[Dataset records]

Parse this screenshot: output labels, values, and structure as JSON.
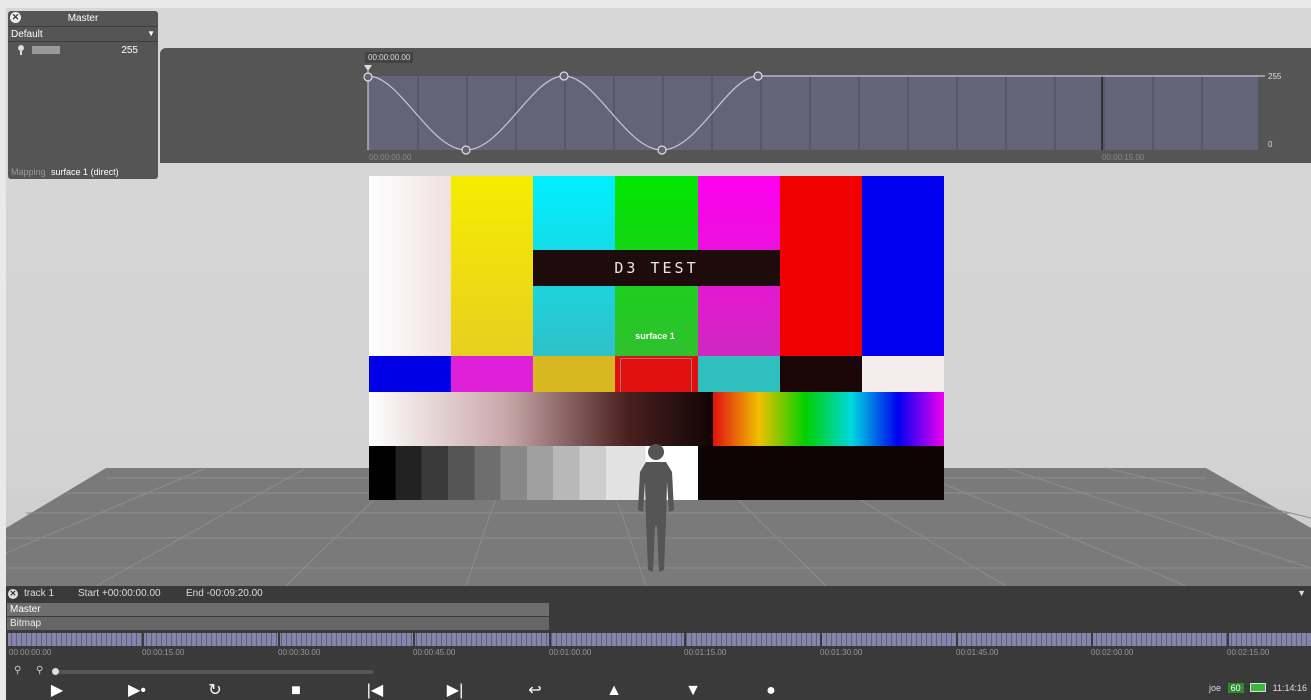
{
  "master": {
    "title": "Master",
    "preset": "Default",
    "level_value": "255",
    "mapping_label": "Mapping",
    "mapping_value": "surface 1 (direct)"
  },
  "curve": {
    "timecode": "00:00:00.00",
    "start_tick": "00:00:00.00",
    "mid_tick": "00:00:15.00",
    "max_label": "255",
    "min_label": "0"
  },
  "card": {
    "title": "D3 TEST",
    "surface_label": "surface 1"
  },
  "track": {
    "name": "track 1",
    "start": "Start +00:00:00.00",
    "end": "End -00:09:20.00",
    "layers": [
      "Master",
      "Bitmap"
    ],
    "ruler_labels": [
      "00:00:00.00",
      "00:00:15.00",
      "00:00:30.00",
      "00:00:45.00",
      "00:01:00.00",
      "00:01:15.00",
      "00:01:30.00",
      "00:01:45.00",
      "00:02:00.00",
      "00:02:15.00"
    ]
  },
  "transport": {
    "icons": [
      "play-icon",
      "play-to-end-icon",
      "loop-play-icon",
      "stop-icon",
      "previous-icon",
      "next-icon",
      "return-icon",
      "up-arrow-icon",
      "down-arrow-icon",
      "record-icon"
    ],
    "glyphs": [
      "▶",
      "▶•",
      "↻",
      "■",
      "|◀",
      "▶|",
      "↩",
      "▲",
      "▼",
      "●"
    ]
  },
  "status": {
    "user": "joe",
    "fps": "60",
    "clock": "11:14:16"
  },
  "colors": {
    "panel": "#555555",
    "timeline": "#3a3a3a",
    "curve_track": "#646478"
  }
}
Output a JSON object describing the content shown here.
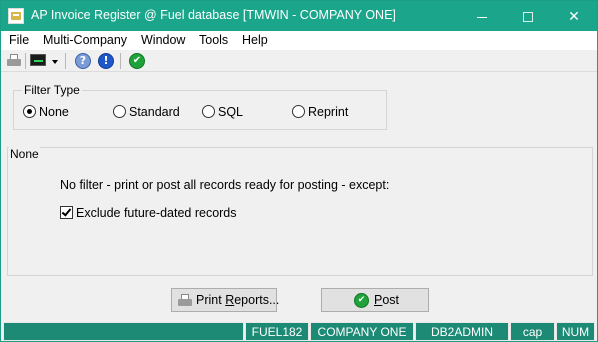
{
  "window": {
    "title": "AP Invoice Register @ Fuel database [TMWIN - COMPANY ONE]",
    "colors": {
      "titlebar": "#1ba68c",
      "statusbar": "#1d8a76"
    }
  },
  "menu": {
    "items": [
      "File",
      "Multi-Company",
      "Window",
      "Tools",
      "Help"
    ]
  },
  "toolbar": {
    "icons": [
      "printer-icon",
      "monitor-icon",
      "help-icon",
      "info-icon",
      "check-icon"
    ]
  },
  "filter_type": {
    "label": "Filter Type",
    "options": [
      "None",
      "Standard",
      "SQL",
      "Reprint"
    ],
    "selected": "None"
  },
  "panel": {
    "label": "None",
    "description": "No filter - print or post all records ready for posting - except:",
    "checkbox_label": "Exclude future-dated records",
    "checkbox_checked": true
  },
  "buttons": {
    "print_before": "Print ",
    "print_underline": "R",
    "print_after": "eports...",
    "post_underline": "P",
    "post_after": "ost"
  },
  "statusbar": {
    "segments": [
      "FUEL182",
      "COMPANY ONE",
      "DB2ADMIN",
      "cap",
      "NUM"
    ]
  }
}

Task prompt: Figure out how many lines of the data above include "play", then give the number and nothing more.

The reply: 3